[Extracted data entries]

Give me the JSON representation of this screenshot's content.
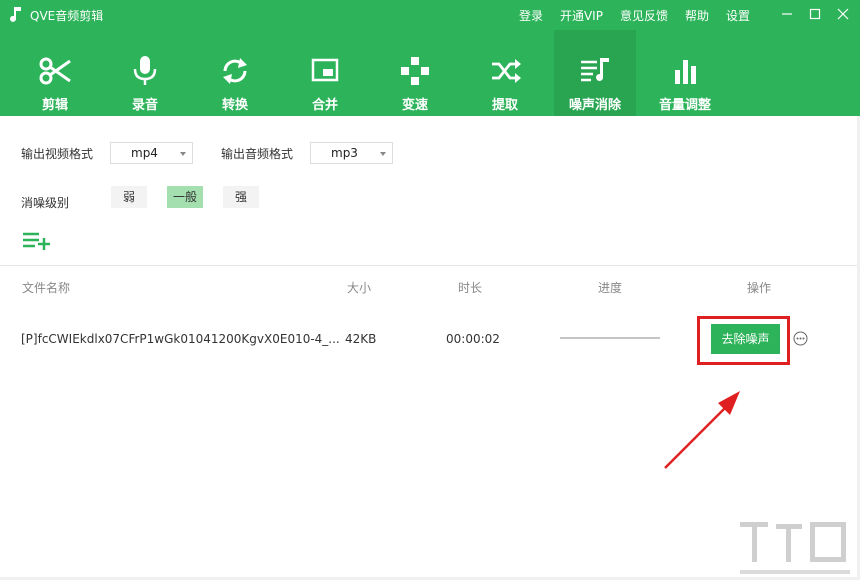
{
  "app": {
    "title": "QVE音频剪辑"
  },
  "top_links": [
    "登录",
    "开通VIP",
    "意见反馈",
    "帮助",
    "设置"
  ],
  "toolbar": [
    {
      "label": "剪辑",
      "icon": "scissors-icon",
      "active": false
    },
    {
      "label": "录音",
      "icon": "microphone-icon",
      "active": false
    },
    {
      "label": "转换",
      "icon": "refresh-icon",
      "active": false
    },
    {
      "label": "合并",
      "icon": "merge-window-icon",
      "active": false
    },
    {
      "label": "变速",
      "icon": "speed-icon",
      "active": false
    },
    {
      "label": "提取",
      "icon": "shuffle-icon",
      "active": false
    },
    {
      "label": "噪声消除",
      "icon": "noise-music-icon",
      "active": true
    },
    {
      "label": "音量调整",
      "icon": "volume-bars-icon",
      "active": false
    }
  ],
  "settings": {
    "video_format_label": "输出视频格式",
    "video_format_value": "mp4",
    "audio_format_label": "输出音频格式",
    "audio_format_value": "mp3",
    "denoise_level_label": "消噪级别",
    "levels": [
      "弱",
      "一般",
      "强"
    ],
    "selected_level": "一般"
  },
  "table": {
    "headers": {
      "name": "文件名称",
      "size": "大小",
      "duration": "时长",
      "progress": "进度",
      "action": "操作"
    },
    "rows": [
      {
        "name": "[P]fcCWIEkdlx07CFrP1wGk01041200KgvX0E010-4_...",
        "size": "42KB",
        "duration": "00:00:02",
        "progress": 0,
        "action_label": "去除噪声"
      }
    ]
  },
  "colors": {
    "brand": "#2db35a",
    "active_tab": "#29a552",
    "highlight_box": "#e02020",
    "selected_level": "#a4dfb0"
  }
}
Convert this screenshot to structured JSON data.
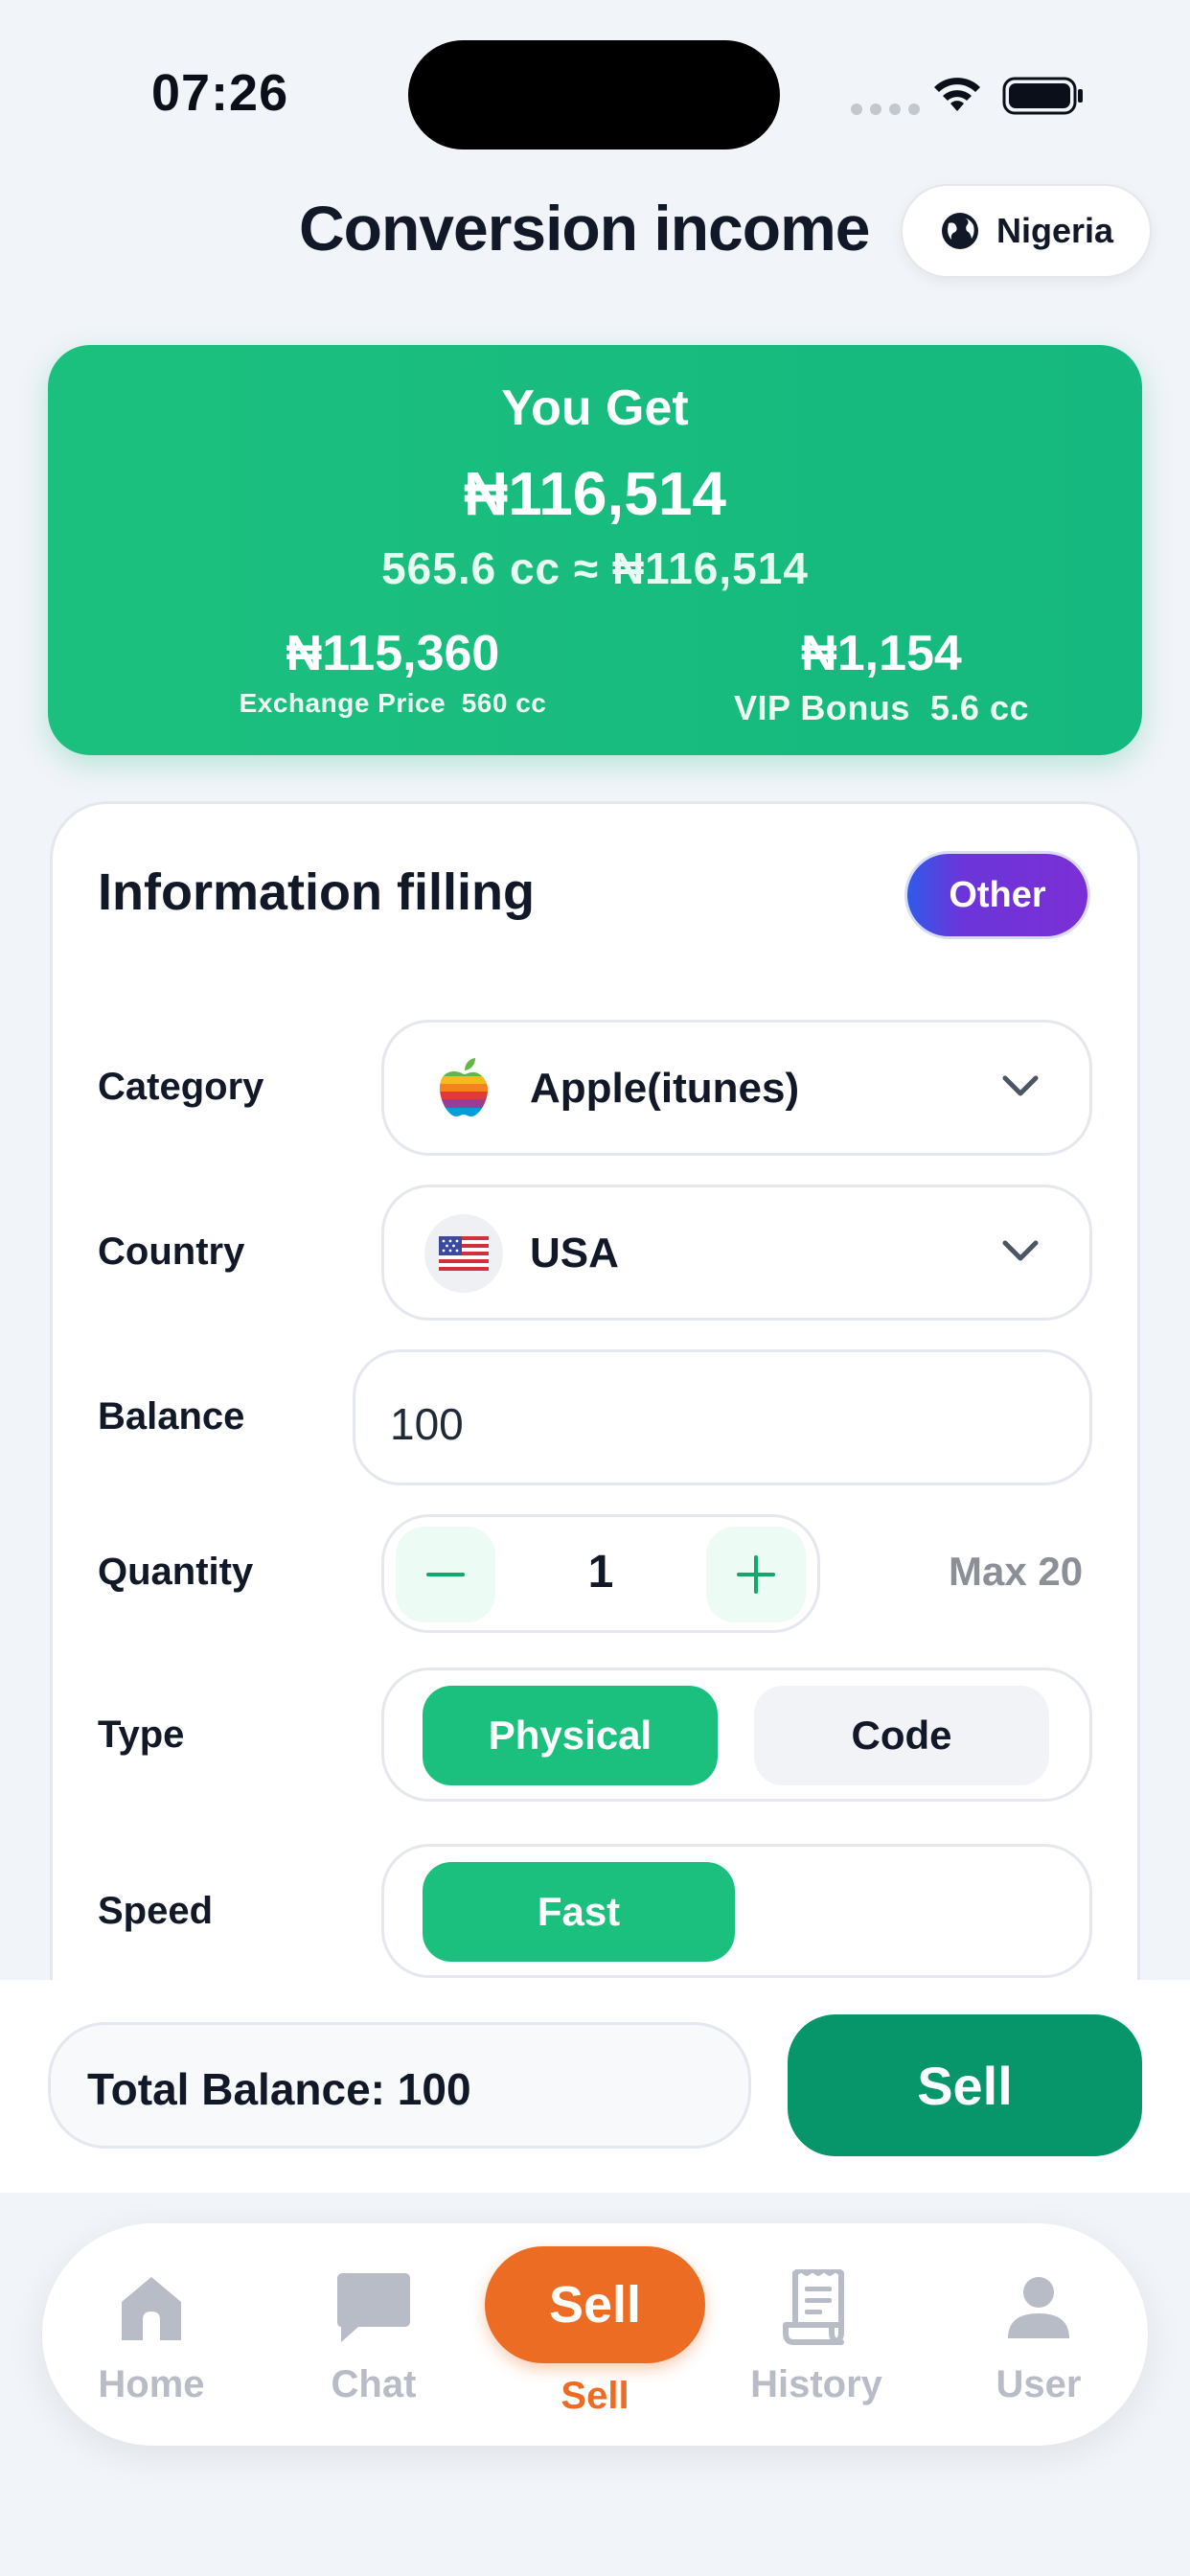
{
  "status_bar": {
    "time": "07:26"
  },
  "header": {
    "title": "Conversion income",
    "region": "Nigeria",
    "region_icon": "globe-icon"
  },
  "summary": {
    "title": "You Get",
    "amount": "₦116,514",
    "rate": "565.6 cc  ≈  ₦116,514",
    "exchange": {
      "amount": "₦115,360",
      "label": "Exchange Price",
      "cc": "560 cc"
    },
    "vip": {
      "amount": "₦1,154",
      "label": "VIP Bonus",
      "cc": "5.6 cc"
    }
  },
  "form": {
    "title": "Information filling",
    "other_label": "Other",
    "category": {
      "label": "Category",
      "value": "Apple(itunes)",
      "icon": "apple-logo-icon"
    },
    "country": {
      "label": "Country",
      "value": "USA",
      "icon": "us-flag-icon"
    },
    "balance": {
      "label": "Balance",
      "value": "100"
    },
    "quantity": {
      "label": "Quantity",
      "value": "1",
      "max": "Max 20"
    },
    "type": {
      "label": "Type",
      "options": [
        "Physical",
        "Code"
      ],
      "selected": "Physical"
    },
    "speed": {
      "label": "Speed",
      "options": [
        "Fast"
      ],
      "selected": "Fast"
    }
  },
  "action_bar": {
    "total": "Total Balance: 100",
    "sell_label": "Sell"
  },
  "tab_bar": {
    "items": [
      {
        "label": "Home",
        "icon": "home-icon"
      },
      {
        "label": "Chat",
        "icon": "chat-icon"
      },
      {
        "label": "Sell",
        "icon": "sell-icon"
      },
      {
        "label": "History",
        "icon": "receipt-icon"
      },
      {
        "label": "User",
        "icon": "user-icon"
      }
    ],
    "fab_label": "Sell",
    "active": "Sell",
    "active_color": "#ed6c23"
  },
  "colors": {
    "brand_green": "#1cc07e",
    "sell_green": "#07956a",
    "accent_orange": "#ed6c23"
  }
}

> What you should do: Copy out each line in the preceding records that contains "title".

> Task output:
    "title": "QVE音频剪辑"
    "title": "Conversion income",
    "title": "You Get",
    "title": "Information filling",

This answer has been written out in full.